DIRECTIONS.
Every record below should be written out exactly; pictures stay out.
===== GIVEN DATA =====
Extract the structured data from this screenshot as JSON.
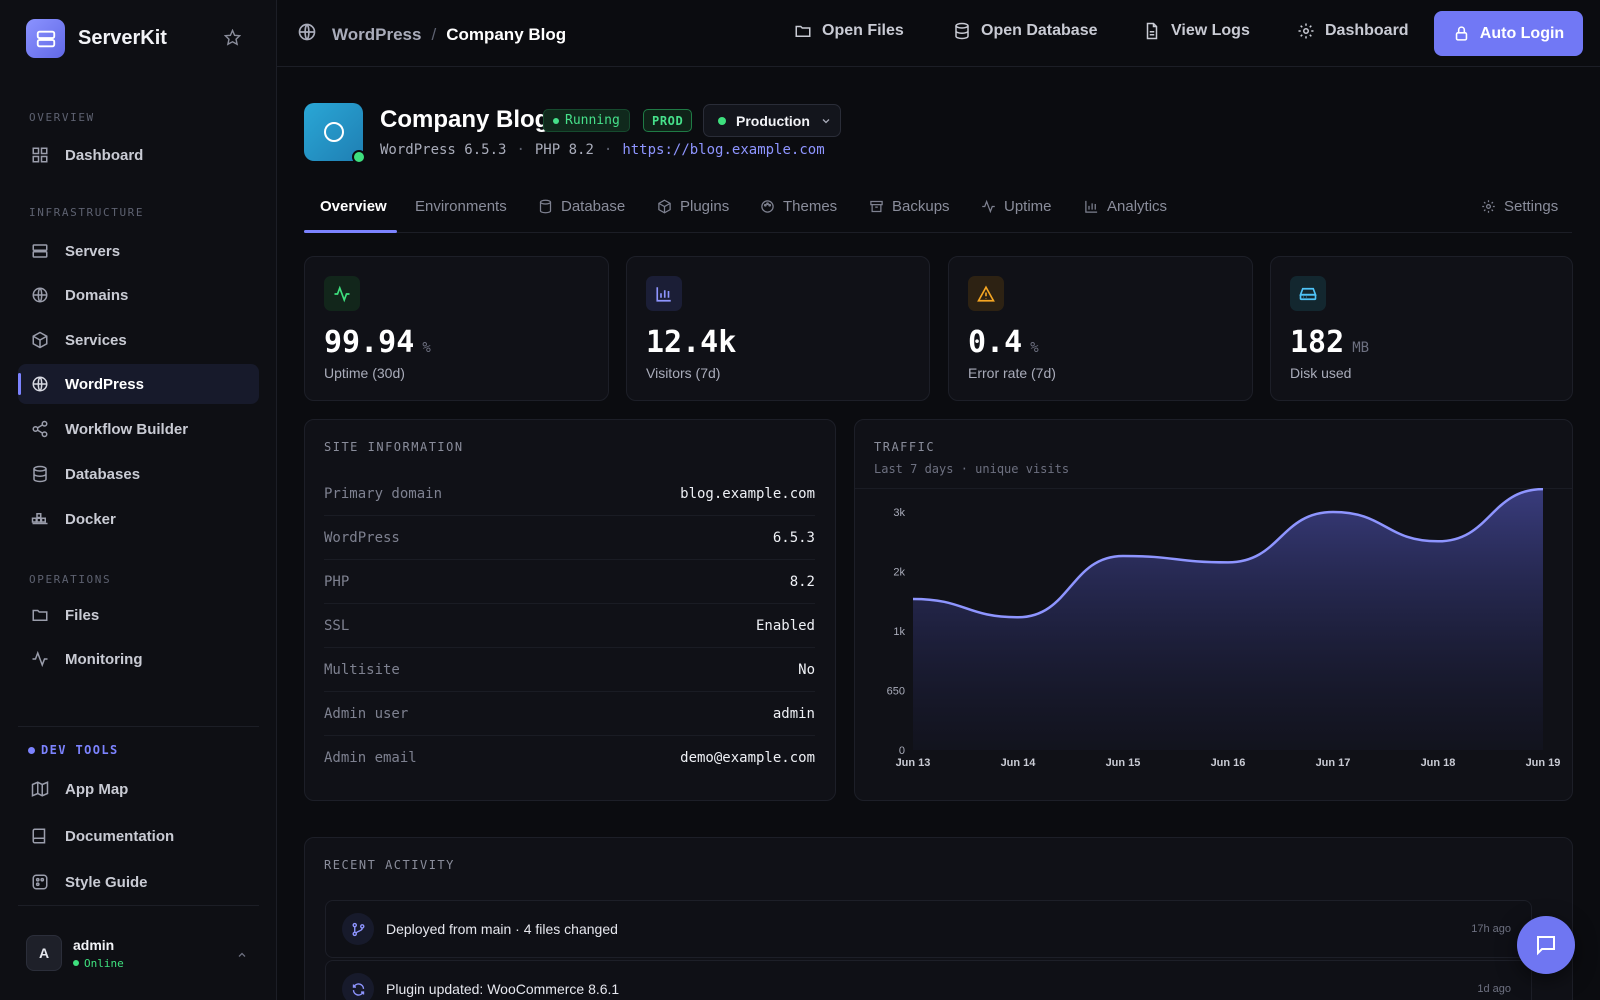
{
  "brand": {
    "name": "ServerKit"
  },
  "sidebar": {
    "sections": {
      "overview": "OVERVIEW",
      "infrastructure": "INFRASTRUCTURE",
      "operations": "OPERATIONS",
      "devtools": "DEV TOOLS"
    },
    "items": [
      {
        "label": "Dashboard",
        "icon": "grid-icon"
      },
      {
        "label": "Servers",
        "icon": "server-icon"
      },
      {
        "label": "Domains",
        "icon": "globe-icon"
      },
      {
        "label": "Services",
        "icon": "box-icon"
      },
      {
        "label": "WordPress",
        "icon": "wordpress-icon",
        "active": true
      },
      {
        "label": "Workflow Builder",
        "icon": "share-icon"
      },
      {
        "label": "Databases",
        "icon": "database-icon"
      },
      {
        "label": "Docker",
        "icon": "docker-icon"
      },
      {
        "label": "Files",
        "icon": "folder-icon"
      },
      {
        "label": "Monitoring",
        "icon": "activity-icon"
      },
      {
        "label": "App Map",
        "icon": "map-icon"
      },
      {
        "label": "Documentation",
        "icon": "book-icon"
      },
      {
        "label": "Style Guide",
        "icon": "palette-icon"
      }
    ],
    "user": {
      "initial": "A",
      "name": "admin",
      "status": "Online"
    }
  },
  "topbar": {
    "breadcrumb": [
      "WordPress",
      "Company Blog"
    ],
    "separator": "/",
    "actions": [
      "Open Files",
      "Open Database",
      "View Logs",
      "Dashboard"
    ],
    "primary": "Auto Login"
  },
  "site": {
    "title": "Company Blog",
    "status": "Running",
    "tag": "PROD",
    "environment": "Production",
    "wp_version": "WordPress 6.5.3",
    "php_version": "PHP 8.2",
    "url": "https://blog.example.com",
    "meta_sep": "·"
  },
  "tabs": [
    "Overview",
    "Environments",
    "Database",
    "Plugins",
    "Themes",
    "Backups",
    "Uptime",
    "Analytics",
    "Settings"
  ],
  "stats": [
    {
      "value": "99.94",
      "unit": "%",
      "label": "Uptime (30d)",
      "color": "#3ee07e"
    },
    {
      "value": "12.4k",
      "unit": "",
      "label": "Visitors (7d)",
      "color": "#8e95ff"
    },
    {
      "value": "0.4",
      "unit": "%",
      "label": "Error rate (7d)",
      "color": "#f5a623"
    },
    {
      "value": "182",
      "unit": "MB",
      "label": "Disk used",
      "color": "#4fc3f7"
    }
  ],
  "site_info": {
    "title": "SITE INFORMATION",
    "rows": [
      {
        "key": "Primary domain",
        "value": "blog.example.com"
      },
      {
        "key": "WordPress",
        "value": "6.5.3"
      },
      {
        "key": "PHP",
        "value": "8.2"
      },
      {
        "key": "SSL",
        "value": "Enabled"
      },
      {
        "key": "Multisite",
        "value": "No"
      },
      {
        "key": "Admin user",
        "value": "admin"
      },
      {
        "key": "Admin email",
        "value": "demo@example.com"
      }
    ]
  },
  "traffic": {
    "title": "TRAFFIC",
    "subtitle": "Last 7 days · unique visits"
  },
  "chart_data": {
    "type": "area",
    "title": "TRAFFIC",
    "subtitle": "Last 7 days · unique visits",
    "x": [
      "Jun 13",
      "Jun 14",
      "Jun 15",
      "Jun 16",
      "Jun 17",
      "Jun 18",
      "Jun 19"
    ],
    "series": [
      {
        "values": [
          1650,
          1450,
          2120,
          2050,
          2600,
          2280,
          2850
        ]
      }
    ],
    "ytick_labels": [
      "0",
      "650",
      "1k",
      "2k",
      "3k"
    ],
    "ytick_values": [
      0,
      650,
      1300,
      1950,
      2600
    ],
    "ylim": [
      0,
      2600
    ],
    "grid": false,
    "color": "#8e95ff"
  },
  "activity": {
    "title": "RECENT ACTIVITY",
    "items": [
      {
        "text": "Deployed from main · 4 files changed",
        "time": "17h ago",
        "icon": "git-branch-icon"
      },
      {
        "text": "Plugin updated: WooCommerce 8.6.1",
        "time": "1d ago",
        "icon": "refresh-icon"
      }
    ]
  }
}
=====
THE RESPONSE.
Extract the structured data from this screenshot as JSON.
{
  "brand": {
    "name": "ServerKit"
  },
  "sidebar": {
    "sections": {
      "overview": "OVERVIEW",
      "infrastructure": "INFRASTRUCTURE",
      "operations": "OPERATIONS",
      "devtools": "DEV TOOLS"
    },
    "items": [
      {
        "label": "Dashboard",
        "icon": "grid-icon"
      },
      {
        "label": "Servers",
        "icon": "server-icon"
      },
      {
        "label": "Domains",
        "icon": "globe-icon"
      },
      {
        "label": "Services",
        "icon": "box-icon"
      },
      {
        "label": "WordPress",
        "icon": "wordpress-icon",
        "active": true
      },
      {
        "label": "Workflow Builder",
        "icon": "share-icon"
      },
      {
        "label": "Databases",
        "icon": "database-icon"
      },
      {
        "label": "Docker",
        "icon": "docker-icon"
      },
      {
        "label": "Files",
        "icon": "folder-icon"
      },
      {
        "label": "Monitoring",
        "icon": "activity-icon"
      },
      {
        "label": "App Map",
        "icon": "map-icon"
      },
      {
        "label": "Documentation",
        "icon": "book-icon"
      },
      {
        "label": "Style Guide",
        "icon": "palette-icon"
      }
    ],
    "user": {
      "initial": "A",
      "name": "admin",
      "status": "Online"
    }
  },
  "topbar": {
    "breadcrumb": [
      "WordPress",
      "Company Blog"
    ],
    "separator": "/",
    "actions": [
      "Open Files",
      "Open Database",
      "View Logs",
      "Dashboard"
    ],
    "primary": "Auto Login"
  },
  "site": {
    "title": "Company Blog",
    "status": "Running",
    "tag": "PROD",
    "environment": "Production",
    "wp_version": "WordPress 6.5.3",
    "php_version": "PHP 8.2",
    "url": "https://blog.example.com",
    "meta_sep": "·"
  },
  "tabs": [
    "Overview",
    "Environments",
    "Database",
    "Plugins",
    "Themes",
    "Backups",
    "Uptime",
    "Analytics",
    "Settings"
  ],
  "stats": [
    {
      "value": "99.94",
      "unit": "%",
      "label": "Uptime (30d)",
      "color": "#3ee07e"
    },
    {
      "value": "12.4k",
      "unit": "",
      "label": "Visitors (7d)",
      "color": "#8e95ff"
    },
    {
      "value": "0.4",
      "unit": "%",
      "label": "Error rate (7d)",
      "color": "#f5a623"
    },
    {
      "value": "182",
      "unit": "MB",
      "label": "Disk used",
      "color": "#4fc3f7"
    }
  ],
  "site_info": {
    "title": "SITE INFORMATION",
    "rows": [
      {
        "key": "Primary domain",
        "value": "blog.example.com"
      },
      {
        "key": "WordPress",
        "value": "6.5.3"
      },
      {
        "key": "PHP",
        "value": "8.2"
      },
      {
        "key": "SSL",
        "value": "Enabled"
      },
      {
        "key": "Multisite",
        "value": "No"
      },
      {
        "key": "Admin user",
        "value": "admin"
      },
      {
        "key": "Admin email",
        "value": "demo@example.com"
      }
    ]
  },
  "traffic": {
    "title": "TRAFFIC",
    "subtitle": "Last 7 days · unique visits"
  },
  "chart_data": {
    "type": "area",
    "title": "TRAFFIC",
    "subtitle": "Last 7 days · unique visits",
    "x": [
      "Jun 13",
      "Jun 14",
      "Jun 15",
      "Jun 16",
      "Jun 17",
      "Jun 18",
      "Jun 19"
    ],
    "series": [
      {
        "values": [
          1650,
          1450,
          2120,
          2050,
          2600,
          2280,
          2850
        ]
      }
    ],
    "ytick_labels": [
      "0",
      "650",
      "1k",
      "2k",
      "3k"
    ],
    "ytick_values": [
      0,
      650,
      1300,
      1950,
      2600
    ],
    "ylim": [
      0,
      2600
    ],
    "grid": false,
    "color": "#8e95ff"
  },
  "activity": {
    "title": "RECENT ACTIVITY",
    "items": [
      {
        "text": "Deployed from main · 4 files changed",
        "time": "17h ago",
        "icon": "git-branch-icon"
      },
      {
        "text": "Plugin updated: WooCommerce 8.6.1",
        "time": "1d ago",
        "icon": "refresh-icon"
      }
    ]
  }
}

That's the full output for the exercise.